## Instruction
Find each line containing the string "kerja" and return it.
--- Start of Entries shown ---
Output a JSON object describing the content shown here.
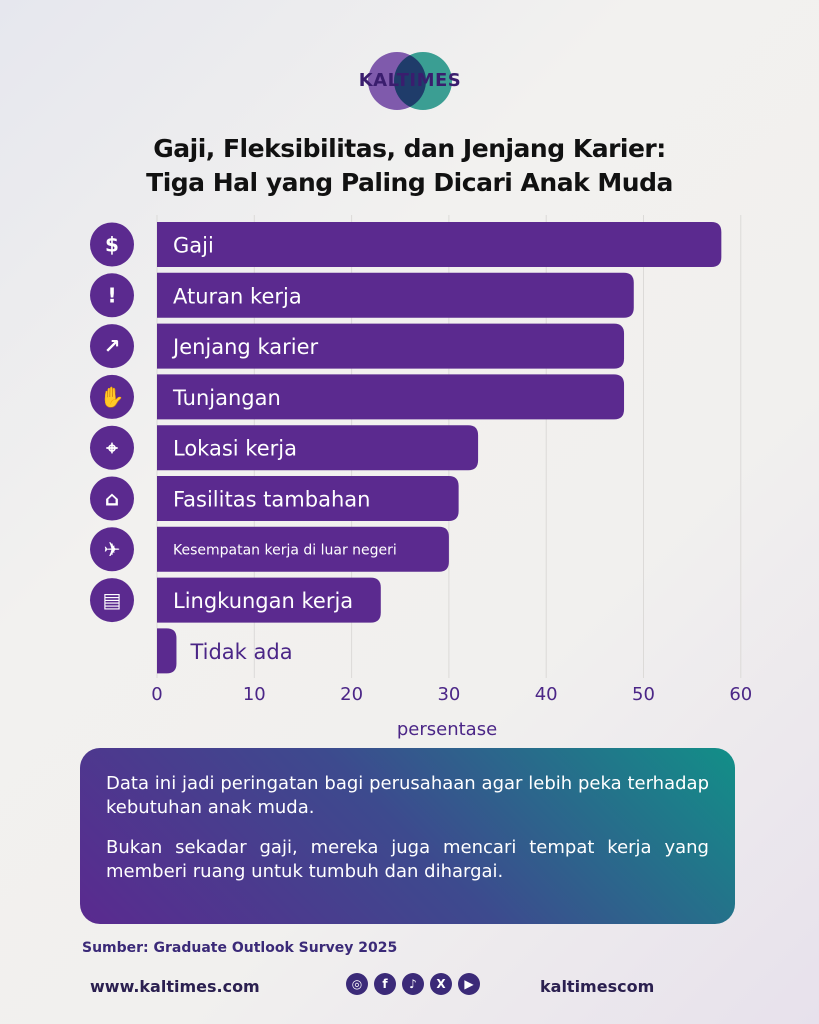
{
  "brand": {
    "name": "KALTIMES"
  },
  "title": {
    "line1": "Gaji, Fleksibilitas, dan Jenjang Karier:",
    "line2": "Tiga Hal yang Paling Dicari Anak Muda"
  },
  "chart_data": {
    "type": "bar",
    "orientation": "horizontal",
    "categories": [
      "Gaji",
      "Aturan kerja",
      "Jenjang karier",
      "Tunjangan",
      "Lokasi kerja",
      "Fasilitas tambahan",
      "Kesempatan kerja di luar negeri",
      "Lingkungan kerja",
      "Tidak ada"
    ],
    "icons": [
      "money-icon",
      "exclamation-icon",
      "growth-chart-icon",
      "benefits-hand-icon",
      "location-pin-icon",
      "house-facility-icon",
      "airplane-icon",
      "workspace-desk-icon",
      ""
    ],
    "values": [
      58,
      49,
      48,
      48,
      33,
      31,
      30,
      23,
      2
    ],
    "xlabel": "persentase",
    "xlim": [
      0,
      60
    ],
    "xticks": [
      0,
      10,
      20,
      30,
      40,
      50,
      60
    ],
    "grid": true,
    "bar_color": "#5b2a8f"
  },
  "note": {
    "paragraph1": "Data ini jadi peringatan bagi perusahaan agar lebih peka terhadap kebutuhan anak muda.",
    "paragraph2": "Bukan sekadar gaji, mereka juga mencari tempat kerja yang memberi ruang untuk tumbuh dan dihargai."
  },
  "source": "Sumber: Graduate Outlook Survey 2025",
  "footer": {
    "website": "www.kaltimes.com",
    "handle": "kaltimescom",
    "socials": [
      "instagram-icon",
      "facebook-icon",
      "tiktok-icon",
      "x-icon",
      "youtube-icon"
    ]
  }
}
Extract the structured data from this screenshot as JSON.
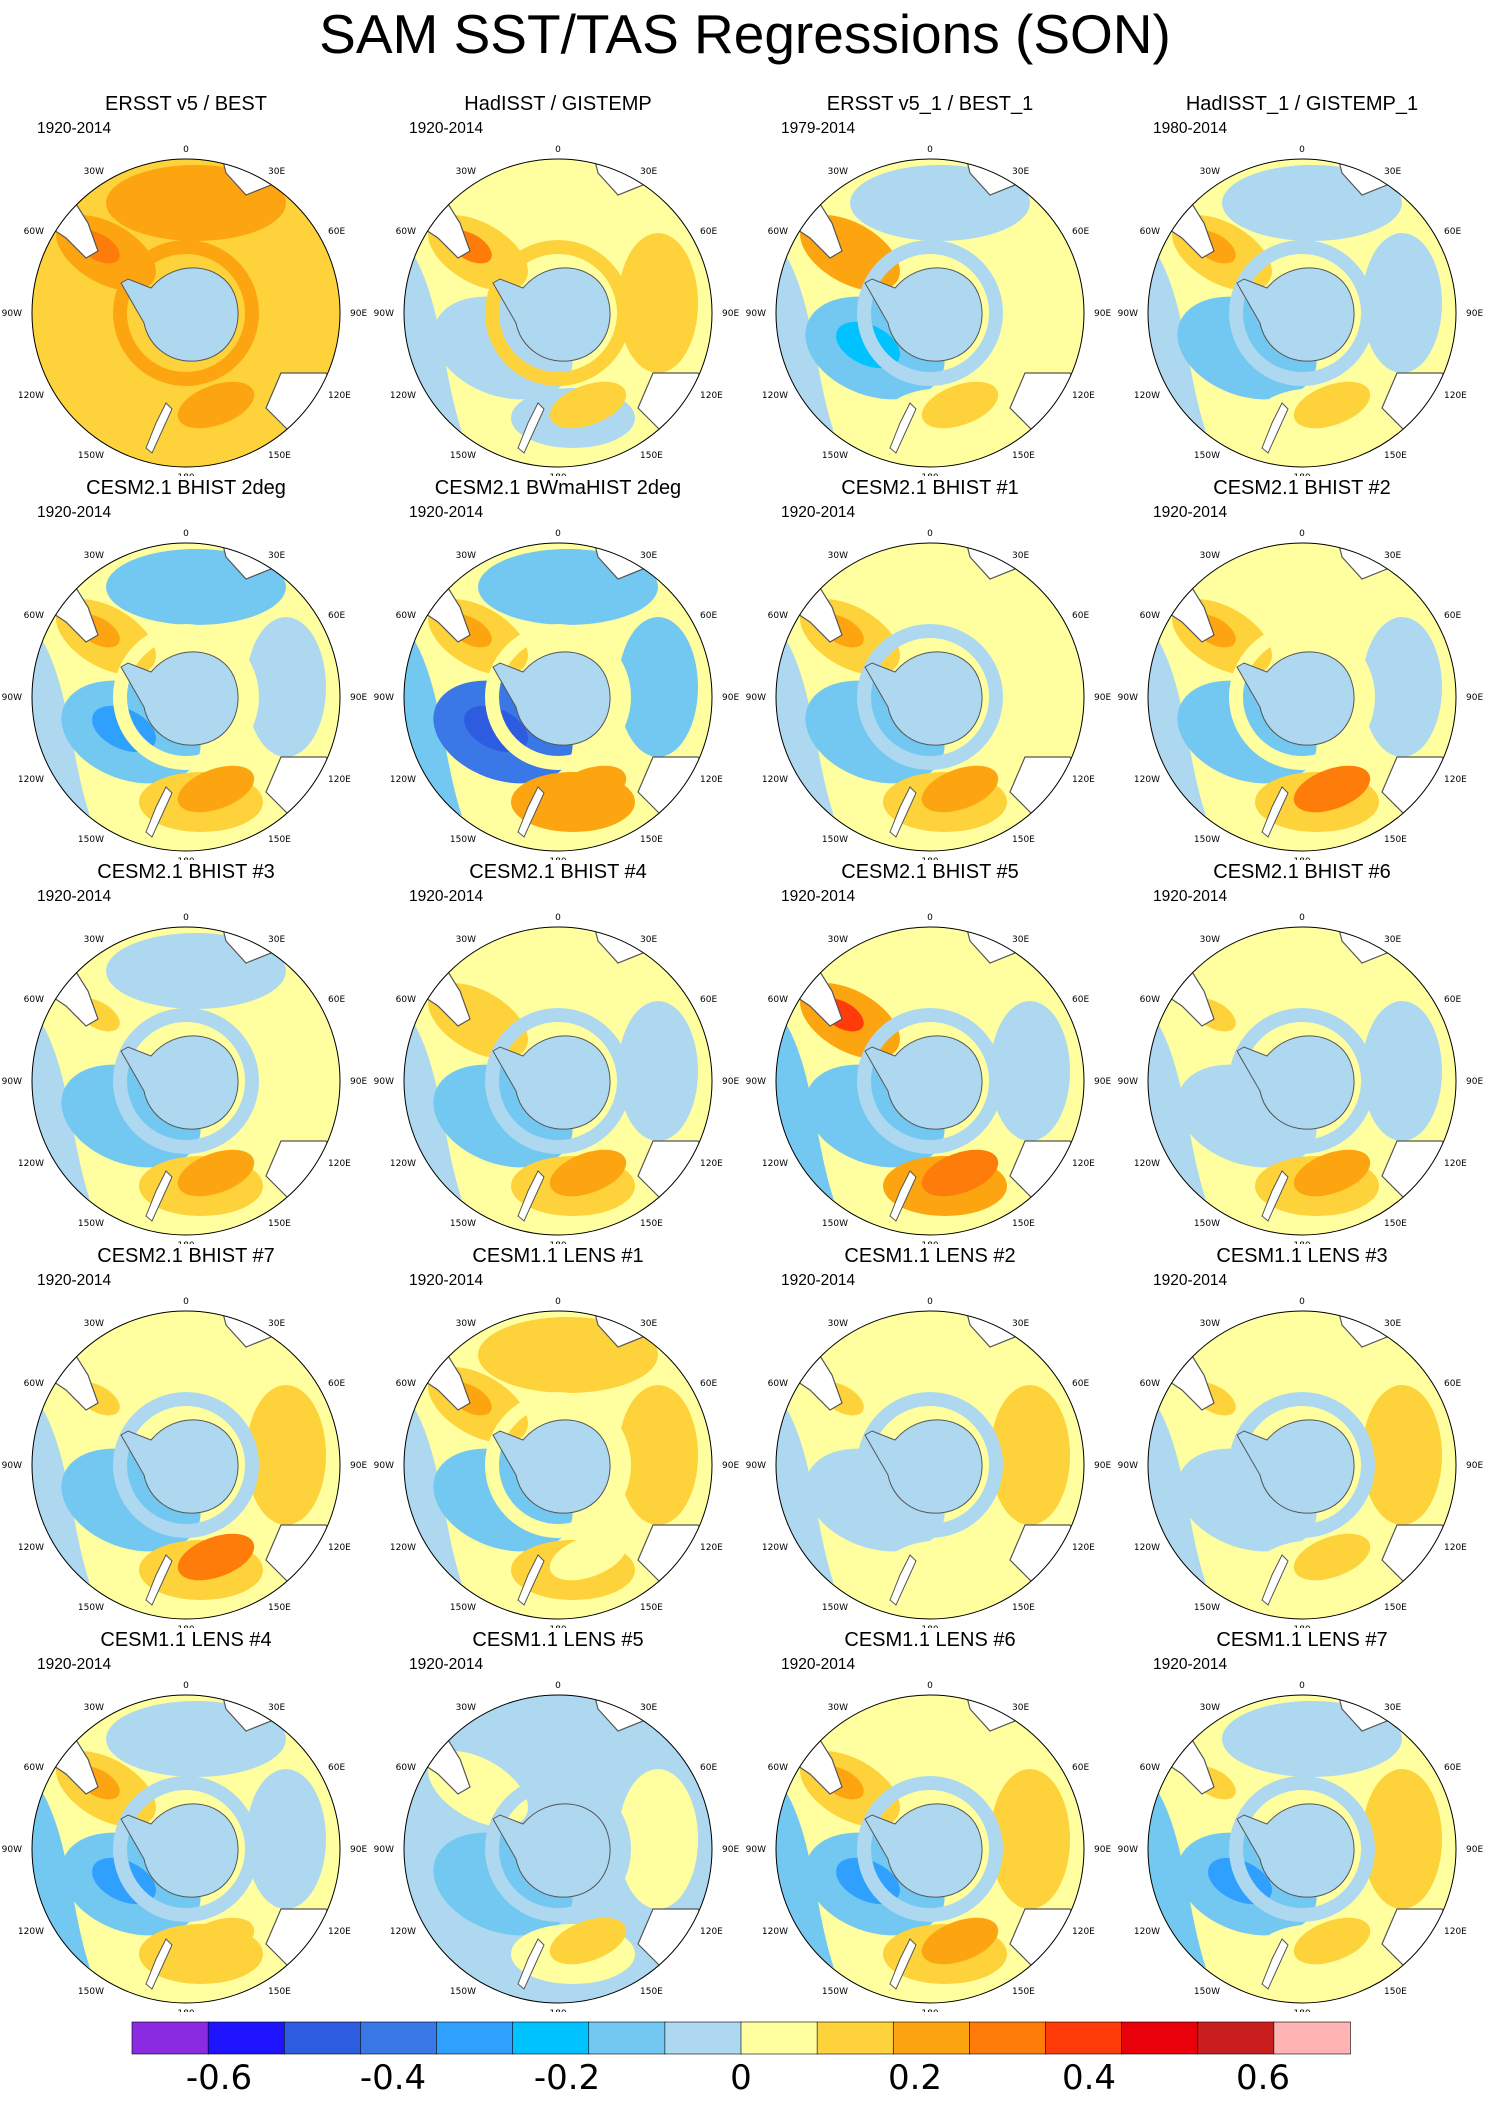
--- End of Entries shown ---
## Solution to this exercise
      "Aturan kerja",
      "Lokasi kerja",
      "Kesempatan kerja di luar negeri",
      "Lingkungan kerja",
    "paragraph2": "Bukan sekadar gaji, mereka juga mencari tempat kerja yang memberi ruang untuk tumbuh dan dihargai."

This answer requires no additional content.